- **Description of the task**
Render each line of the entries below as a JSON list of strings, one string per line, omitting blank lines.

- **Exercise inputs**
--------------------

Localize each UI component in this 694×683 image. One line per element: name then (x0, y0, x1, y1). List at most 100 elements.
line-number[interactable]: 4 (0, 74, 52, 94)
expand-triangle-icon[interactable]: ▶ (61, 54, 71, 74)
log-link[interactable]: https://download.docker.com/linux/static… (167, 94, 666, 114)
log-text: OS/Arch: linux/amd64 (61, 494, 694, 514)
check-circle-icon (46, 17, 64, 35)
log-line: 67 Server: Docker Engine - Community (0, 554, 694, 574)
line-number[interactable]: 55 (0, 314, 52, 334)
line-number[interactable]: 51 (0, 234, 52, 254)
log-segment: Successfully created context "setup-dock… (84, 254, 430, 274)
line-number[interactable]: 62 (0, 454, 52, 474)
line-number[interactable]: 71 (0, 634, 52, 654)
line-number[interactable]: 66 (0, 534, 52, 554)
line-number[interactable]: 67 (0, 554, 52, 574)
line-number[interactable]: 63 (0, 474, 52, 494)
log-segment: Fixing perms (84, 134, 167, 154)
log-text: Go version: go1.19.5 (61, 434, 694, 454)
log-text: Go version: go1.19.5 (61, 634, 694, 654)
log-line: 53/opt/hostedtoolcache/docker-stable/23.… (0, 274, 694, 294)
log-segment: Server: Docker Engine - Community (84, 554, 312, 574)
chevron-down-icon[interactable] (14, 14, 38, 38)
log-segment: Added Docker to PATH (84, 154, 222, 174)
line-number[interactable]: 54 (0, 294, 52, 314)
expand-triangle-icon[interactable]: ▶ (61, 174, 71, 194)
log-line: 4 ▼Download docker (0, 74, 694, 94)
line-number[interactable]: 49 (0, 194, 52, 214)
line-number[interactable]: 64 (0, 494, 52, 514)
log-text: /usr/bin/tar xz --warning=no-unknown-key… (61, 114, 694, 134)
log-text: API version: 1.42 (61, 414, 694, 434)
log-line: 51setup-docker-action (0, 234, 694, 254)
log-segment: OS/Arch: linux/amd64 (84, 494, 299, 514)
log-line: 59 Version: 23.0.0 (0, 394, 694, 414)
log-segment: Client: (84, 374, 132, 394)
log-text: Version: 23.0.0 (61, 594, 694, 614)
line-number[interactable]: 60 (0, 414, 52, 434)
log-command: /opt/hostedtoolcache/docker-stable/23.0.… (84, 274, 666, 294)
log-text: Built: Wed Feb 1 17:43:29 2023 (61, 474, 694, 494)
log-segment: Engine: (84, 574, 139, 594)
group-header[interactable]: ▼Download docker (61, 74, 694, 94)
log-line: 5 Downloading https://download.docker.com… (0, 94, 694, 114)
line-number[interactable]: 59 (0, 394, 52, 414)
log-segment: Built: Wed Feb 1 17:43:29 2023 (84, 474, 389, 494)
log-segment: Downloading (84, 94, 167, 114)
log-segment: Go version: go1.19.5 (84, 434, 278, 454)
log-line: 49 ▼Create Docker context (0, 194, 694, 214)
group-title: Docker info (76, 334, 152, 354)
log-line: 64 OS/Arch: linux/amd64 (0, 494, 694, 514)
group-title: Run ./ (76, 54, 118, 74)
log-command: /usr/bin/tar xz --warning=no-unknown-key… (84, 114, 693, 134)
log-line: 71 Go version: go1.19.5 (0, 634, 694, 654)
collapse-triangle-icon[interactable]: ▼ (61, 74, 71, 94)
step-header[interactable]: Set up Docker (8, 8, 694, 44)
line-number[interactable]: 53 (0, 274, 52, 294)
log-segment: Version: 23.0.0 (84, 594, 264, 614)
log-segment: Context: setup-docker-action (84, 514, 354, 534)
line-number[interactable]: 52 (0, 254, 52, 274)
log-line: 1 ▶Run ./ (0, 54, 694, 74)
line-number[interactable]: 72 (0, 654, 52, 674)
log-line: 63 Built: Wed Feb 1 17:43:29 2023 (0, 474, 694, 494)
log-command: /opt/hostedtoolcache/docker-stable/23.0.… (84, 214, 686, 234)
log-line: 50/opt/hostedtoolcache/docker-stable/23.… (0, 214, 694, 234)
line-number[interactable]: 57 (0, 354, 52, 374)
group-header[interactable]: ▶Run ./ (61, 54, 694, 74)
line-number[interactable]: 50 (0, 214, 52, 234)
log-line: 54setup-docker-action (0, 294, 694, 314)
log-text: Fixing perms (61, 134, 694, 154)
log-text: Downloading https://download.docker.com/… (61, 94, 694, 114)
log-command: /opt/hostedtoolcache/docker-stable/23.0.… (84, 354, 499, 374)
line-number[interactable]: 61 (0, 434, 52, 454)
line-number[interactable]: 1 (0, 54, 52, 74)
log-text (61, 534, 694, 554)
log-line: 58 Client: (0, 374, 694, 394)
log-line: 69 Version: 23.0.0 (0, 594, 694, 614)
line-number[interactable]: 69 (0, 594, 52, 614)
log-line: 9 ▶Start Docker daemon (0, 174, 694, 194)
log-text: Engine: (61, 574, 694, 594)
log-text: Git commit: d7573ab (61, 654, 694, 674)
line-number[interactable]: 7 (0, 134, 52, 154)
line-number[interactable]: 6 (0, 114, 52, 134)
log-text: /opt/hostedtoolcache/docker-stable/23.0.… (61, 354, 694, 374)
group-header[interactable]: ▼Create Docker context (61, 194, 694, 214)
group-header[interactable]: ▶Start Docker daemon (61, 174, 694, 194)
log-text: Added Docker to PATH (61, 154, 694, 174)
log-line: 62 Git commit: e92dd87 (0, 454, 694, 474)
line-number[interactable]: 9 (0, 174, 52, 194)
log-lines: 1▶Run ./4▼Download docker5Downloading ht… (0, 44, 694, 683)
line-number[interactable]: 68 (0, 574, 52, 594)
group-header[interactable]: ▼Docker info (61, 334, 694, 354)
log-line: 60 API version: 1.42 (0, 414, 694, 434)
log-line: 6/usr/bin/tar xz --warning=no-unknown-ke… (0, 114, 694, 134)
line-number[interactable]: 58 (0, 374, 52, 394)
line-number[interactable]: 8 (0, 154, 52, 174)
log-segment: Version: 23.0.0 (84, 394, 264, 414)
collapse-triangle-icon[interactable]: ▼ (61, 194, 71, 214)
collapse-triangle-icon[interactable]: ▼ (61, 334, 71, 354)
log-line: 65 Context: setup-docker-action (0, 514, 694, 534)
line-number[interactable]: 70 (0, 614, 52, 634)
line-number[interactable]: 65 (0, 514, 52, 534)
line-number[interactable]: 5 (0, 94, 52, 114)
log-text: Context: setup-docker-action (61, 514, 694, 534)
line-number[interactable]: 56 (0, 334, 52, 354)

--------------------

- **Output of the exercise**
[
  "Localize each UI component in this 694×683 image. One line per element: name then (x0, y0, x1, y1). List at most 100 elements.",
  "line-number[interactable]: 4 (0, 74, 52, 94)",
  "expand-triangle-icon[interactable]: ▶ (61, 54, 71, 74)",
  "log-link[interactable]: https://download.docker.com/linux/static… (167, 94, 666, 114)",
  "log-text: OS/Arch: linux/amd64 (61, 494, 694, 514)",
  "check-circle-icon (46, 17, 64, 35)",
  "log-line: 67 Server: Docker Engine - Community (0, 554, 694, 574)",
  "line-number[interactable]: 55 (0, 314, 52, 334)",
  "line-number[interactable]: 51 (0, 234, 52, 254)",
  "log-segment: Successfully created context \"setup-dock… (84, 254, 430, 274)",
  "line-number[interactable]: 62 (0, 454, 52, 474)",
  "line-number[interactable]: 71 (0, 634, 52, 654)",
  "line-number[interactable]: 66 (0, 534, 52, 554)",
  "line-number[interactable]: 67 (0, 554, 52, 574)",
  "line-number[interactable]: 63 (0, 474, 52, 494)",
  "log-segment: Fixing perms (84, 134, 167, 154)",
  "log-text: Go version: go1.19.5 (61, 434, 694, 454)",
  "log-text: Go version: go1.19.5 (61, 634, 694, 654)",
  "log-line: 53/opt/hostedtoolcache/docker-stable/23.… (0, 274, 694, 294)",
  "log-segment: Server: Docker Engine - Community (84, 554, 312, 574)",
  "chevron-down-icon[interactable] (14, 14, 38, 38)",
  "log-segment: Added Docker to PATH (84, 154, 222, 174)",
  "line-number[interactable]: 54 (0, 294, 52, 314)",
  "expand-triangle-icon[interactable]: ▶ (61, 174, 71, 194)",
  "log-line: 4 ▼Download docker (0, 74, 694, 94)",
  "line-number[interactable]: 49 (0, 194, 52, 214)",
  "line-number[interactable]: 64 (0, 494, 52, 514)",
  "log-text: /usr/bin/tar xz --warning=no-unknown-key… (61, 114, 694, 134)",
  "log-text: API version: 1.42 (61, 414, 694, 434)",
  "log-line: 51setup-docker-action (0, 234, 694, 254)",
  "log-segment: OS/Arch: linux/amd64 (84, 494, 299, 514)",
  "log-line: 59 Version: 23.0.0 (0, 394, 694, 414)",
  "log-segment: Client: (84, 374, 132, 394)",
  "log-text: Version: 23.0.0 (61, 594, 694, 614)",
  "line-number[interactable]: 60 (0, 414, 52, 434)",
  "log-command: /opt/hostedtoolcache/docker-stable/23.0.… (84, 274, 666, 294)",
  "log-text: Built: Wed Feb 1 17:43:29 2023 (61, 474, 694, 494)",
  "log-segment: Engine: (84, 574, 139, 594)",
  "group-header[interactable]: ▼Download docker (61, 74, 694, 94)",
  "log-line: 5 Downloading https://download.docker.com… (0, 94, 694, 114)",
  "line-number[interactable]: 59 (0, 394, 52, 414)",
  "log-segment: Built: Wed Feb 1 17:43:29 2023 (84, 474, 389, 494)",
  "log-segment: Downloading (84, 94, 167, 114)",
  "log-segment: Go version: go1.19.5 (84, 434, 278, 454)",
  "log-line: 49 ▼Create Docker context (0, 194, 694, 214)",
  "group-title: Docker info (76, 334, 152, 354)",
  "log-line: 64 OS/Arch: linux/amd64 (0, 494, 694, 514)",
  "group-title: Run ./ (76, 54, 118, 74)",
  "log-command: /usr/bin/tar xz --warning=no-unknown-key… (84, 114, 693, 134)",
  "log-line: 71 Go version: go1.19.5 (0, 634, 694, 654)",
  "collapse-triangle-icon[interactable]: ▼ (61, 74, 71, 94)",
  "step-header[interactable]: Set up Docker (8, 8, 694, 44)",
  "line-number[interactable]: 53 (0, 274, 52, 294)",
  "log-segment: Version: 23.0.0 (84, 594, 264, 614)",
  "log-segment: Context: setup-docker-action (84, 514, 354, 534)",
  "line-number[interactable]: 52 (0, 254, 52, 274)",
  "log-line: 1 ▶Run ./ (0, 54, 694, 74)",
  "line-number[interactable]: 72 (0, 654, 52, 674)",
  "log-line: 63 Built: Wed Feb 1 17:43:29 2023 (0, 474, 694, 494)",
  "log-command: /opt/hostedtoolcache/docker-stable/23.0.… (84, 214, 686, 234)",
  "log-line: 50/opt/hostedtoolcache/docker-stable/23.… (0, 214, 694, 234)",
  "line-number[interactable]: 57 (0, 354, 52, 374)",
  "group-header[interactable]: ▶Run ./ (61, 54, 694, 74)",
  "line-number[interactable]: 50 (0, 214, 52, 234)",
  "log-line: 54setup-docker-action (0, 294, 694, 314)",
  "log-text: Fixing perms (61, 134, 694, 154)",
  "log-text: Downloading https://download.docker.com/… (61, 94, 694, 114)",
  "log-command: /opt/hostedtoolcache/docker-stable/23.0.… (84, 354, 499, 374)",
  "line-number[interactable]: 61 (0, 434, 52, 454)",
  "line-number[interactable]: 1 (0, 54, 52, 74)",
  "log-text (61, 534, 694, 554)",
  "log-line: 58 Client: (0, 374, 694, 394)",
  "log-line: 69 Version: 23.0.0 (0, 594, 694, 614)",
  "line-number[interactable]: 69 (0, 594, 52, 614)",
  "log-line: 9 ▶Start Docker daemon (0, 174, 694, 194)",
  "log-text: Engine: (61, 574, 694, 594)",
  "log-text: Git commit: d7573ab (61, 654, 694, 674)",
  "line-number[interactable]: 7 (0, 134, 52, 154)",
  "line-number[interactable]: 6 (0, 114, 52, 134)",
  "log-text: /opt/hostedtoolcache/docker-stable/23.0.… (61, 354, 694, 374)",
  "group-header[interactable]: ▼Create Docker context (61, 194, 694, 214)",
  "group-header[interactable]: ▶Start Docker daemon (61, 174, 694, 194)",
  "log-text: Added Docker to PATH (61, 154, 694, 174)",
  "log-line: 62 Git commit: e92dd87 (0, 454, 694, 474)",
  "line-number[interactable]: 9 (0, 174, 52, 194)",
  "log-lines: 1▶Run ./4▼Download docker5Downloading ht… (0, 44, 694, 683)",
  "line-number[interactable]: 68 (0, 574, 52, 594)",
  "group-header[interactable]: ▼Docker info (61, 334, 694, 354)",
  "log-line: 60 API version: 1.42 (0, 414, 694, 434)",
  "log-line: 6/usr/bin/tar xz --warning=no-unknown-ke… (0, 114, 694, 134)",
  "line-number[interactable]: 58 (0, 374, 52, 394)",
  "line-number[interactable]: 8 (0, 154, 52, 174)",
  "log-segment: Version: 23.0.0 (84, 394, 264, 414)",
  "collapse-triangle-icon[interactable]: ▼ (61, 194, 71, 214)",
  "collapse-triangle-icon[interactable]: ▼ (61, 334, 71, 354)",
  "log-line: 65 Context: setup-docker-action (0, 514, 694, 534)",
  "line-number[interactable]: 70 (0, 614, 52, 634)",
  "line-number[interactable]: 65 (0, 514, 52, 534)",
  "line-number[interactable]: 5 (0, 94, 52, 114)",
  "log-text: Context: setup-docker-action (61, 514, 694, 534)",
  "line-number[interactable]: 56 (0, 334, 52, 354)"
]